**TRECHO APRESENTADO:**
== == ==

Shirley Aparecida de Miranda
Publicado em 2019-04-01

Quilombo condensa acepções atribuídas a um fenômeno histórico e político que tiveram lugar nas sociedades escravistas modernas. As comunidades resultantes de fugas do cativeiro receberam, no Brasil, a designação de mocambos, posteriormente, quilombos. Estratégia similar se observará na experiência constituída pelos africanos da diáspora no continente americano, como no Haiti e outras partes de Caribe francês (marronages), na Jamaica e Caribe inglês (marrons), na Colômbia (palenques) e em Cuba (cimarronaje).


Ao longo de mais de dois séculos, os significados de quilombos no Brasil e suas implicações na dinâmica política têm sido alvo de contestações. A designação colonial expressa nos autos do Conselho Ultramarino, em 1740, remetia a “toda habitação de negros fugidos, que passem de cinco, em parte despovoada, ainda que não tenham ranchos levantados e nem se achem pilões neles” (Moura, 1981: 25). Os elementos dessa definição persistiram em práticas discursivas até ao século passado, quando a Constituição da República Federativa do Brasil (1988) assumiu outra acepção referindo-se às comunidades remanescentes de quilombos, grupo formador da sociedade brasileira.

== == ==

**DADOS EXTRAÍDOS:**

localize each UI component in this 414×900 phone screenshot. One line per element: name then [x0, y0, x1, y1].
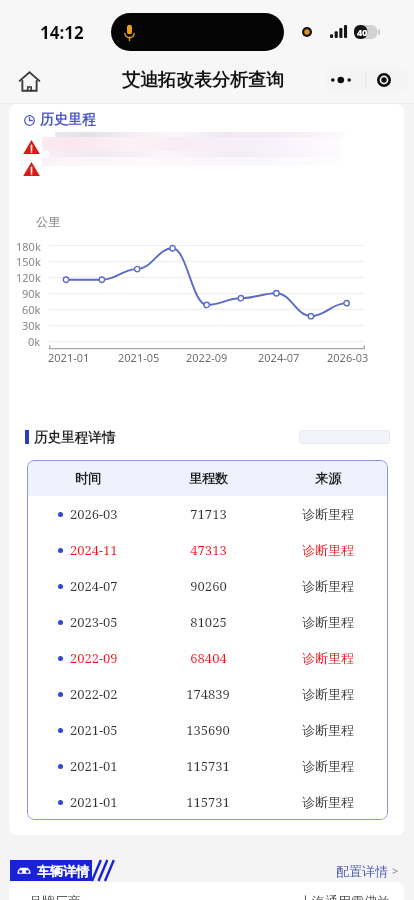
staticText: 90260 [190, 577, 227, 595]
staticText: 40 [357, 26, 368, 38]
staticText: 120k [16, 270, 41, 285]
staticText: 艾迪拓改表分析查询 [122, 69, 284, 92]
staticText: 14:12 [40, 21, 84, 44]
staticText: 174839 [186, 685, 230, 703]
staticText: 品牌厂商 [29, 893, 81, 900]
staticText: 0k [28, 334, 41, 349]
button[interactable]: 2023-05 [27, 604, 388, 640]
staticText: 2021-01 [70, 757, 118, 775]
staticText: 诊断里程 [302, 722, 354, 738]
staticText: 2024-07 [70, 577, 118, 595]
staticText: 2022-09 [186, 350, 228, 365]
staticText: 来源 [315, 470, 341, 486]
button[interactable]: 2021-05 [27, 712, 388, 748]
staticText: 诊断里程 [302, 686, 354, 702]
staticText: 71713 [190, 505, 227, 523]
staticText: 2021-05 [70, 721, 118, 739]
staticText: 60k [22, 302, 41, 317]
staticText: 历史里程详情 [34, 429, 115, 446]
staticText: 2023-05 [70, 613, 118, 631]
staticText: 90k [22, 286, 41, 301]
button[interactable]: 2026-03 [27, 496, 388, 532]
staticText: 配置详情 [336, 863, 388, 879]
staticText: 115731 [186, 793, 230, 811]
staticText: 诊断里程 [302, 758, 354, 774]
staticText: 2021-01 [70, 793, 118, 811]
staticText: 车辆详情 [37, 863, 89, 879]
staticText: 81025 [190, 613, 227, 631]
button[interactable]: 车辆详情 [10, 860, 92, 881]
staticText: 里程数 [189, 470, 228, 486]
staticText: 150k [16, 254, 41, 269]
button[interactable]: 2022-02 [27, 676, 388, 712]
button[interactable]: 2021-01 [27, 748, 388, 784]
staticText: 2021-05 [118, 350, 160, 365]
staticText: 30k [22, 318, 41, 333]
button[interactable]: 2021-01 [27, 784, 388, 820]
button[interactable]: More [325, 67, 361, 93]
staticText: 180k [16, 239, 41, 254]
staticText: 诊断里程 [302, 794, 354, 810]
staticText: 2022-09 [70, 649, 118, 667]
button[interactable]: Home [9, 61, 49, 101]
button[interactable]: Close [363, 67, 405, 93]
staticText: 诊断里程 [302, 614, 354, 630]
button[interactable]: 2024-11 [27, 532, 388, 568]
staticText: 诊断里程 [302, 506, 354, 522]
staticText: 上汽通用雪佛兰 [299, 893, 390, 900]
staticText: 47313 [190, 541, 227, 559]
button[interactable]: 2022-09 [27, 640, 388, 676]
staticText: 诊断里程 [302, 578, 354, 594]
staticText: 历史里程 [40, 111, 96, 129]
staticText: 2024-11 [70, 541, 118, 559]
staticText: 公里 [36, 214, 60, 229]
staticText: 135690 [186, 721, 230, 739]
staticText: 115731 [186, 757, 230, 775]
button[interactable]: 2024-07 [27, 568, 388, 604]
staticText: 2022-02 [70, 685, 118, 703]
staticText: 时间 [75, 470, 101, 486]
staticText: 68404 [190, 649, 227, 667]
staticText: 2024-07 [258, 350, 300, 365]
staticText: > [392, 863, 399, 878]
staticText: 2021-01 [48, 350, 90, 365]
staticText: 诊断里程 [302, 542, 354, 558]
button[interactable]: 配置详情 [336, 860, 399, 881]
staticText: 2026-03 [70, 505, 118, 523]
staticText: 诊断里程 [302, 650, 354, 666]
staticText: 2026-03 [327, 350, 369, 365]
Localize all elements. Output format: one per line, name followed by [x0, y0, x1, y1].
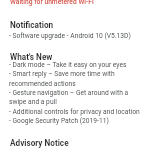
- button[interactable]: Waiting for unmetered Wi-Fi: [0, 0, 150, 150]
- staticText: recommended actions: [9, 80, 76, 88]
- staticText: Notification: [10, 20, 54, 30]
- staticText: What's New: [10, 52, 53, 62]
- staticText: - Google Security Patch (2019-11): [9, 117, 109, 125]
- staticText: - Smart reply – Save more time with: [9, 70, 115, 78]
- staticText: - Gesture navigation – Get around with a: [9, 89, 129, 97]
- staticText: - Dark mode – Take it easy on your eyes: [9, 61, 127, 69]
- staticText: swipe and a pull: [9, 98, 57, 106]
- staticText: Advisory Notice: [10, 138, 69, 148]
- staticText: - Additional controls for privacy and lo…: [9, 108, 140, 116]
- staticText: - Software upgrade - Android 10 (V5.13D): [9, 32, 131, 40]
- staticText: Waiting for unmetered Wi-Fi: [10, 0, 94, 6]
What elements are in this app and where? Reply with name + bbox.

== == ==

**TAREFA PROPOSTA 1:**
Com base no trecho sobre quilombos, diga se cada afirmação concorda com ele, respondendo sim ou não e citando as palavras do texto que decidem: (a) No Brasil, as comunidades formadas por fugas do cativeiro foram chamadas primeiro de mocambos e depois de quilombos. (b) Na Colômbia, essas comunidades recebiam o nome de marrons. (c) A definição colonial de 1740 exigia um grupo de mais de dez negros fugidos.
**TAREFA PROPOSTA 2:**
No trecho sobre quilombos, troque "dois séculos" por "três séculos" e escreva de novo a parte que vai de "Ao longo de" até "da sociedade brasileira.".
Os dados não têm nenhuma relação com o trecho sobre quilombos.

**RESPOSTA COMPLETA 1:**
(a) Sim: "As comunidades resultantes de fugas do cativeiro receberam, no Brasil, a designação de mocambos, posteriormente, quilombos."
(b) Não: "na Colômbia (palenques)".
(c) Não: "toda habitação de negros fugidos, que passem de cinco".

**RESPOSTA COMPLETA 2:**
Ao longo de mais de três séculos, os significados de quilombos no Brasil e suas implicações na dinâmica política têm sido alvo de contestações. A designação colonial expressa nos autos do Conselho Ultramarino, em 1740, remetia a “toda habitação de negros fugidos, que passem de cinco, em parte despovoada, ainda que não tenham ranchos levantados e nem se achem pilões neles” (Moura, 1981: 25). Os elementos dessa definição persistiram em práticas discursivas até ao século passado, quando a Constituição da República Federativa do Brasil (1988) assumiu outra acepção referindo-se às comunidades remanescentes de quilombos, grupo formador da sociedade brasileira.